### 任务目标 A
请更新数据行：从数据行的第一行起，到含有"x-axis-ticks: dic 2018"的那一行止，首尾两行都算在内。把其中的"series-line"改为"series-path"，其余内容一律不变，重新写出这几行。

### 所给文本

□ □ □ □ □ □ □

中国网络研究的学术进展与学科结构,本文主要内容关键词为:中国论文,学科论文,进展论文,学术论文,结构论文,此文献不代表本站观点,内容供学术参考,文章仅供参考阅读下载。
中图分类号:G206.2 文献标识码:A 文章编号:1008-7095(2009)04-0005-15
本研究力图完成以下描述、分析和阐释任务:从定量的角度总结十多年来中国学界关于网络研究成果的内容、发表种类、发表数量、研究趋势、研究热点等基本相关内容;基于本研究所划分的分类标准,发现各个不同领域进展之间所潜在的内在联系和互动性;阐释各种“外部因素”对该特殊学术领域的学术生产所起的作用,论文尤其关注网络社会、网络法规、网络民主政治、网络伦理道德的学术研究发展动态,以及学术界发展的规模与业界发展之间的关系。
本文的宏旨大致关乎三个方面:文献计量学,新闻与传播学,知识社会学。作者的研究初衷意在通过有关前两者的实证,阐发有关后者的评判。自然,作为发表论文,其目的仍然首在对1994年以来网络研究的学术进展作一个总体回顾。

□ □ □ □ □ □ □

### 数据记录
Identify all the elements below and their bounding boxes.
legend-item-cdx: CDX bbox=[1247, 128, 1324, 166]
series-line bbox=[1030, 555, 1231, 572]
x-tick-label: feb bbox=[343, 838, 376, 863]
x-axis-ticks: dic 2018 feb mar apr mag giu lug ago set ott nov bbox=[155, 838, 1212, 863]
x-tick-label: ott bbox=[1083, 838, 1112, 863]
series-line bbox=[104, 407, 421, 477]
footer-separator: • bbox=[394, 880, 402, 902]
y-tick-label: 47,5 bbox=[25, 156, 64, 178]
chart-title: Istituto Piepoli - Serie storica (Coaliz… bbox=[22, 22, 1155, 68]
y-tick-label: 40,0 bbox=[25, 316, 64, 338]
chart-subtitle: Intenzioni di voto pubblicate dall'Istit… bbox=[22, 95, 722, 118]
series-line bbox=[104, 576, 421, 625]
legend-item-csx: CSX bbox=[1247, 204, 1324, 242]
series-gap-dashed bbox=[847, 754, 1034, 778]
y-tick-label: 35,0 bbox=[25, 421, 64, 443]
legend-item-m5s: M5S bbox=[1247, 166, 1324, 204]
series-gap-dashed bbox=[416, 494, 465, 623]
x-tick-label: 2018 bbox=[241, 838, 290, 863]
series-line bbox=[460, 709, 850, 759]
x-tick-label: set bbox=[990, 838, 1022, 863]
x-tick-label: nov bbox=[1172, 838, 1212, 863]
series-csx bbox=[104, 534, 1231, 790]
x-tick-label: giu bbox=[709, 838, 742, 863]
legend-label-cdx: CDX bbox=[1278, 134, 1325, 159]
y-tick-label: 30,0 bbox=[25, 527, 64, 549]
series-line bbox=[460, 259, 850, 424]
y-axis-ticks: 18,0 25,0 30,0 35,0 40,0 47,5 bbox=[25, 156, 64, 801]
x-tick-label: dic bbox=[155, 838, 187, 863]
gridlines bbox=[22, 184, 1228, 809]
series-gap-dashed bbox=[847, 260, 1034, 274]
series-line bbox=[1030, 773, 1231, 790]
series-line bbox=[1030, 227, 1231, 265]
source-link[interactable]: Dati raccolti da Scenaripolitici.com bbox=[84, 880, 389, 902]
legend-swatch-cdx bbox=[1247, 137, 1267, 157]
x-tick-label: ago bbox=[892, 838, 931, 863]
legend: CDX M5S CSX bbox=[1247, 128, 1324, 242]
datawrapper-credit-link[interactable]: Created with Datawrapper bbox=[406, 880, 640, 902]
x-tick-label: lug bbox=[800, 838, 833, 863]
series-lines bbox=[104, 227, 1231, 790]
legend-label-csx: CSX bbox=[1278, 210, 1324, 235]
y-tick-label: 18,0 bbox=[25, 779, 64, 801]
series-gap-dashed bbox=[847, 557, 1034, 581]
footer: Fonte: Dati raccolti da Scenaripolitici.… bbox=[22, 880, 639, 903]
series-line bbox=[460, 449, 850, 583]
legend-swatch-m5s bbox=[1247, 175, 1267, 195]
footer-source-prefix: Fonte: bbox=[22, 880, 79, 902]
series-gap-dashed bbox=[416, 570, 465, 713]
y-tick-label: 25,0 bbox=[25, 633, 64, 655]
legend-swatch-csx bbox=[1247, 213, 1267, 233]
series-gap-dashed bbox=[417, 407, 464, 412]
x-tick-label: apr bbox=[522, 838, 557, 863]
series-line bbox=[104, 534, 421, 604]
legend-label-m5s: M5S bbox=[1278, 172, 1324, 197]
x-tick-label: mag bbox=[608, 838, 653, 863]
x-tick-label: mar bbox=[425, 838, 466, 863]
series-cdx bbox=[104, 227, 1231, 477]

□ □ □ □ □ □ □

### 任务目标 B
所给文本讨论中国网络研究，它标注的文章编号是什么？

### 最终答案 A
Identify all the elements below and their bounding boxes.
legend-item-cdx: CDX bbox=[1247, 128, 1324, 166]
series-path bbox=[1030, 555, 1231, 572]
x-tick-label: feb bbox=[343, 838, 376, 863]
x-axis-ticks: dic 2018 feb mar apr mag giu lug ago set ott nov bbox=[155, 838, 1212, 863]

### 最终答案 B
1008-7095(2009)04-0005-15